# Written problem
Copy every line in the records below that contains the word "Best".

BEGIN Data for processing

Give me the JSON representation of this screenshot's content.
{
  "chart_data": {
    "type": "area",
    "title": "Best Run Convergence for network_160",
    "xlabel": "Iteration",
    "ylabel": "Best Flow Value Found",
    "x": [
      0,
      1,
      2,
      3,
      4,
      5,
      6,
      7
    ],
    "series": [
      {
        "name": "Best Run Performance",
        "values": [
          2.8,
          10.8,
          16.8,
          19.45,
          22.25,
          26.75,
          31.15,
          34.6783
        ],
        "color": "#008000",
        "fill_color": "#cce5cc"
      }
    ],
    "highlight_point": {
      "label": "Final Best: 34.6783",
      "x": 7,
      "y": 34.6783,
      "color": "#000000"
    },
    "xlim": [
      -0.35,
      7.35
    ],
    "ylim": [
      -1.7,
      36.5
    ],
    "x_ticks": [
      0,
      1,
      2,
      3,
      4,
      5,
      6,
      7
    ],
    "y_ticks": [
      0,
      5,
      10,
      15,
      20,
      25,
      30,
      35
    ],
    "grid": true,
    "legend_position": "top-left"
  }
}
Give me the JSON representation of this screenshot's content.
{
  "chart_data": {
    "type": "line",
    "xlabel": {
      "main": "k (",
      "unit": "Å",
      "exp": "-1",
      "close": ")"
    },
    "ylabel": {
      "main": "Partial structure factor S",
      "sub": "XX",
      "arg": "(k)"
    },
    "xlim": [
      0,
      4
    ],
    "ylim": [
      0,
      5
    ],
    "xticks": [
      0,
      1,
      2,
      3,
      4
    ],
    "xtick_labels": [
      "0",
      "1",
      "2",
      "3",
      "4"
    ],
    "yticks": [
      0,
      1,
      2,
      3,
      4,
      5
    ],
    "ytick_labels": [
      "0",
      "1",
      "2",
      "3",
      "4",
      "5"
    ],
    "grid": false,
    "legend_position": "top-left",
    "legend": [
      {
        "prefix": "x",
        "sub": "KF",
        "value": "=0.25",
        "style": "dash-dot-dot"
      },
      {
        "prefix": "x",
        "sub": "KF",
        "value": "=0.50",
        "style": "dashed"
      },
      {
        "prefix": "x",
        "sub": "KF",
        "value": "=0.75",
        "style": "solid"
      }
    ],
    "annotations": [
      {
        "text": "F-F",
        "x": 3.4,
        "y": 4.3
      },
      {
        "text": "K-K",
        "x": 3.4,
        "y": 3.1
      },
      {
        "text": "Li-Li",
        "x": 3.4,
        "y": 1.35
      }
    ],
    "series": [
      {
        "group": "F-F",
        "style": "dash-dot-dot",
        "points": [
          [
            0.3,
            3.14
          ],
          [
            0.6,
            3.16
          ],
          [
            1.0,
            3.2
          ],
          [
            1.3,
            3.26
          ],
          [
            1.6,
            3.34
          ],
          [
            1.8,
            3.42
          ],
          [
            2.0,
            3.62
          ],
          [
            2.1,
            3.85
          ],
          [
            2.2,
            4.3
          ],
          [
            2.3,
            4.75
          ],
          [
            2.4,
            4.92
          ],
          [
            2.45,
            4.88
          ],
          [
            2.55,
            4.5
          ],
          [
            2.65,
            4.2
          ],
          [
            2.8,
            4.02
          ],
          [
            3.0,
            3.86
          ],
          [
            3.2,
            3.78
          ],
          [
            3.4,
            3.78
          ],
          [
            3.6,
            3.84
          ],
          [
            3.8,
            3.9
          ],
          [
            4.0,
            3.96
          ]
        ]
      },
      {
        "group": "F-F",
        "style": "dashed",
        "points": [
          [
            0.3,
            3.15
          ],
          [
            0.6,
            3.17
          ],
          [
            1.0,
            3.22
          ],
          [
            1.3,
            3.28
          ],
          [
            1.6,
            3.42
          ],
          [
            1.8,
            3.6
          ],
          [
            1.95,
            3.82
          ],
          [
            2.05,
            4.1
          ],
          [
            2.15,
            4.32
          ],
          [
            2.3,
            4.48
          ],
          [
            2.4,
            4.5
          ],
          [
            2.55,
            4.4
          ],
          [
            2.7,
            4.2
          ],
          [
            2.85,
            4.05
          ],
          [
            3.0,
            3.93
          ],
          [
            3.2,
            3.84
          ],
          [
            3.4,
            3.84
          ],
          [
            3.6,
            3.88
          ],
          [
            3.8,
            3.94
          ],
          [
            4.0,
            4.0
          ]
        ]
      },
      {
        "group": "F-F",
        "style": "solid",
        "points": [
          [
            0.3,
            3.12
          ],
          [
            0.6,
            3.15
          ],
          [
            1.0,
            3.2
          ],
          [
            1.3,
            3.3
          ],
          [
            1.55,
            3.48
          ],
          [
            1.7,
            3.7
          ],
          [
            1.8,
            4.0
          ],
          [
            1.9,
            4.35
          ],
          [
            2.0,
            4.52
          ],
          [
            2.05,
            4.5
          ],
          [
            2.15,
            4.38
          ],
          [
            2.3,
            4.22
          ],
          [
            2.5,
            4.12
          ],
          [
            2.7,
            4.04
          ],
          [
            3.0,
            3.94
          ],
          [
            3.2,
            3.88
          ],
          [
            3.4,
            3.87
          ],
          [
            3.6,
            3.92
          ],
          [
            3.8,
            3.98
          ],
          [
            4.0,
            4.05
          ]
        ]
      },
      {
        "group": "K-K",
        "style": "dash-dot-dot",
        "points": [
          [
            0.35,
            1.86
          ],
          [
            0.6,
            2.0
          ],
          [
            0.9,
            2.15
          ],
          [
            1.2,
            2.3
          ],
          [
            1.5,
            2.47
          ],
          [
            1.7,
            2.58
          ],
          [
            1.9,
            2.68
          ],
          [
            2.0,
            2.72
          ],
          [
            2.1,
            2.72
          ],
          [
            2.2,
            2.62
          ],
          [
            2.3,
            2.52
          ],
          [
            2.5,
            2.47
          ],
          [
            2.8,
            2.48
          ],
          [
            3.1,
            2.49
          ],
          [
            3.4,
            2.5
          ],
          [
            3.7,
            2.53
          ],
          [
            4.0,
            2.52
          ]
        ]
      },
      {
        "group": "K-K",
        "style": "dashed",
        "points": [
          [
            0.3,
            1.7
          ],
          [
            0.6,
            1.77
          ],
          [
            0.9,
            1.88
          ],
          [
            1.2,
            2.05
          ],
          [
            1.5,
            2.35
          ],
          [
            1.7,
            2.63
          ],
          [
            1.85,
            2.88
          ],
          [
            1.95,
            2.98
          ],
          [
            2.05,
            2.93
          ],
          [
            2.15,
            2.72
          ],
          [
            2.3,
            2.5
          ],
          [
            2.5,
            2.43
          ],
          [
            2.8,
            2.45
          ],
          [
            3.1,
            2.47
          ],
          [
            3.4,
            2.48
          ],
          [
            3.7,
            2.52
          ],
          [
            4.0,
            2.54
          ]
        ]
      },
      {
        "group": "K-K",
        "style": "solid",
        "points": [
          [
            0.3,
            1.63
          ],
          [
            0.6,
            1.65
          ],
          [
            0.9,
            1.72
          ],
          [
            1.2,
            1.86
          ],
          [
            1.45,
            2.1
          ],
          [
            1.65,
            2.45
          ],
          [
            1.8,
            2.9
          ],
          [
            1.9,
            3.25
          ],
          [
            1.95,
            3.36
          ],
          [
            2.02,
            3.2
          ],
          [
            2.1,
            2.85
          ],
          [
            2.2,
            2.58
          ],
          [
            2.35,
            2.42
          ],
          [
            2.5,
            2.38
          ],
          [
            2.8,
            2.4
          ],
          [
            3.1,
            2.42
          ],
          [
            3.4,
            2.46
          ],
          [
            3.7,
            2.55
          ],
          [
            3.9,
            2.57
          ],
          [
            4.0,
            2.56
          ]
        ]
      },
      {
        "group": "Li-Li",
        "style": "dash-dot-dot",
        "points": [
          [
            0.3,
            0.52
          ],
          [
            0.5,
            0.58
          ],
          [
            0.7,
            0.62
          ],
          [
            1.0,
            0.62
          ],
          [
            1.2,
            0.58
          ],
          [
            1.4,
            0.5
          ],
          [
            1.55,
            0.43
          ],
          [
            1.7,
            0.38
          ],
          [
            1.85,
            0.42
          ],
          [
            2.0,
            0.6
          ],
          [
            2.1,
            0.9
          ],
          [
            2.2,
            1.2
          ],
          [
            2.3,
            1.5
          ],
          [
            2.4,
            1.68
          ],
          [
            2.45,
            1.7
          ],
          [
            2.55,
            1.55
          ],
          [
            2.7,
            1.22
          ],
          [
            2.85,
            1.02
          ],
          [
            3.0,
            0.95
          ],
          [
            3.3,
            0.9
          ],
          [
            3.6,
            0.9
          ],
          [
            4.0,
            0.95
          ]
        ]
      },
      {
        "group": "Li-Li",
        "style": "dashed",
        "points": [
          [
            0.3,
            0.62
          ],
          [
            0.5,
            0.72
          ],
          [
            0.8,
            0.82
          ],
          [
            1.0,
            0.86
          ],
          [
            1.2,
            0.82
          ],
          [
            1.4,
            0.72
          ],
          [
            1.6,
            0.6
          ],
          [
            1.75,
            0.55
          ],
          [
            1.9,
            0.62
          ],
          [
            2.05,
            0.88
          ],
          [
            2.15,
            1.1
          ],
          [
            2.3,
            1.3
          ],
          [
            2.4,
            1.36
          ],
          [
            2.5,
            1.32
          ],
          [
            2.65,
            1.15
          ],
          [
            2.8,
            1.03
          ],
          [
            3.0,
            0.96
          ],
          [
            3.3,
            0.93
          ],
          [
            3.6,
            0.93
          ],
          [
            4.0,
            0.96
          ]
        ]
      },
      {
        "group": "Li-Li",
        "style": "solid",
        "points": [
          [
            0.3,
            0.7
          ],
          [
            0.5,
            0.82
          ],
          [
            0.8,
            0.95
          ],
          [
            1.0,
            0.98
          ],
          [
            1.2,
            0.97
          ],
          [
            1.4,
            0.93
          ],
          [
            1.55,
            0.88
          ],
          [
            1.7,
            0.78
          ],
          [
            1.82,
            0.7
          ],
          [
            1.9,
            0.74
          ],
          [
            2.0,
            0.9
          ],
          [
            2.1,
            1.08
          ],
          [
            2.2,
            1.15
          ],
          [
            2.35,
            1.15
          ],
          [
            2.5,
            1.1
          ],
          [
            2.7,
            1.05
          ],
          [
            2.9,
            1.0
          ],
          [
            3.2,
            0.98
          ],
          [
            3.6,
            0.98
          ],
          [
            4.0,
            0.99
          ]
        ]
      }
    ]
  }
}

END Data for processing

# Exercise response
    "title": "Best Run Convergence for network_160",
    "ylabel": "Best Flow Value Found",
        "name": "Best Run Performance",
      "label": "Final Best: 34.6783",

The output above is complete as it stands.